Repeat each record exactly. Any picture gets left out.

___ RECORDED DATA ___

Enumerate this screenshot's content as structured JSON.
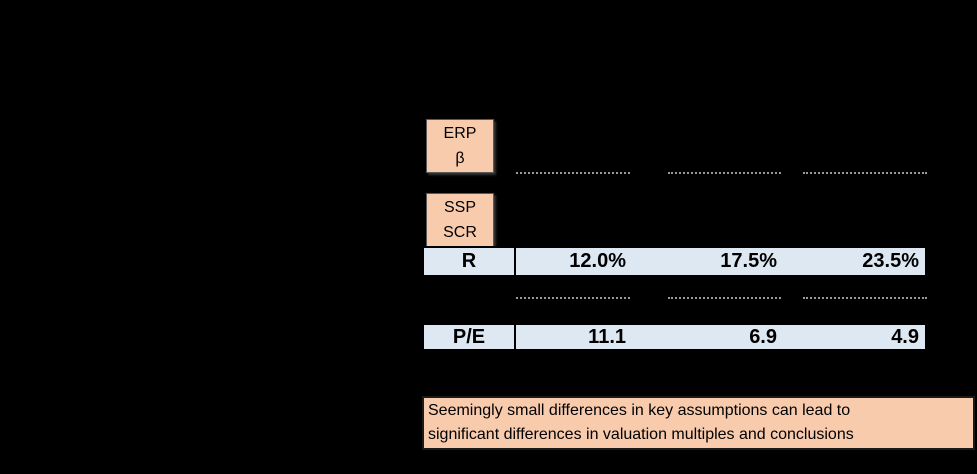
{
  "assumptions": {
    "erp_box": {
      "line1": "ERP",
      "line2": "β"
    },
    "ssp_box": {
      "line1": "SSP",
      "line2": "SCR"
    }
  },
  "table": {
    "rows": [
      {
        "label": "R",
        "values": [
          "12.0%",
          "17.5%",
          "23.5%"
        ]
      },
      {
        "label": "P/E",
        "values": [
          "11.1",
          "6.9",
          "4.9"
        ]
      }
    ]
  },
  "callout": {
    "line1": "Seemingly small differences in key assumptions can lead to",
    "line2": "significant differences in valuation multiples and conclusions"
  },
  "colors": {
    "background": "#000000",
    "assumption_box_fill": "#F8CBAD",
    "table_row_fill": "#DEE8F2",
    "dotted_line": "#999999",
    "text": "#000000"
  }
}
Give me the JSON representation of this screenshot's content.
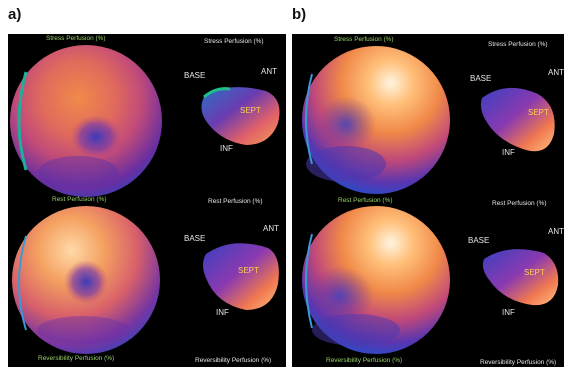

___

WORKED ANSWER:
Enumerate this screenshot's content as structured JSON.
{
  "assumptions": {
    "erp_box": {
      "line1": "ERP",
      "line2": "β"
    },
    "ssp_box": {
      "line1": "SSP",
      "line2": "SCR"
    }
  },
  "table": {
    "rows": [
      {
        "label": "R",
        "values": [
          "12.0%",
          "17.5%",
          "23.5%"
        ]
      },
      {
        "label": "P/E",
        "values": [
          "11.1",
          "6.9",
          "4.9"
        ]
      }
    ]
  },
  "callout": {
    "line1": "Seemingly small differences in key assumptions can lead to",
    "line2": "significant differences in valuation multiples and conclusions"
  },
  "colors": {
    "background": "#000000",
    "assumption_box_fill": "#F8CBAD",
    "table_row_fill": "#DEE8F2",
    "dotted_line": "#999999",
    "text": "#000000"
  }
}
Give me the JSON representation of this screenshot's content.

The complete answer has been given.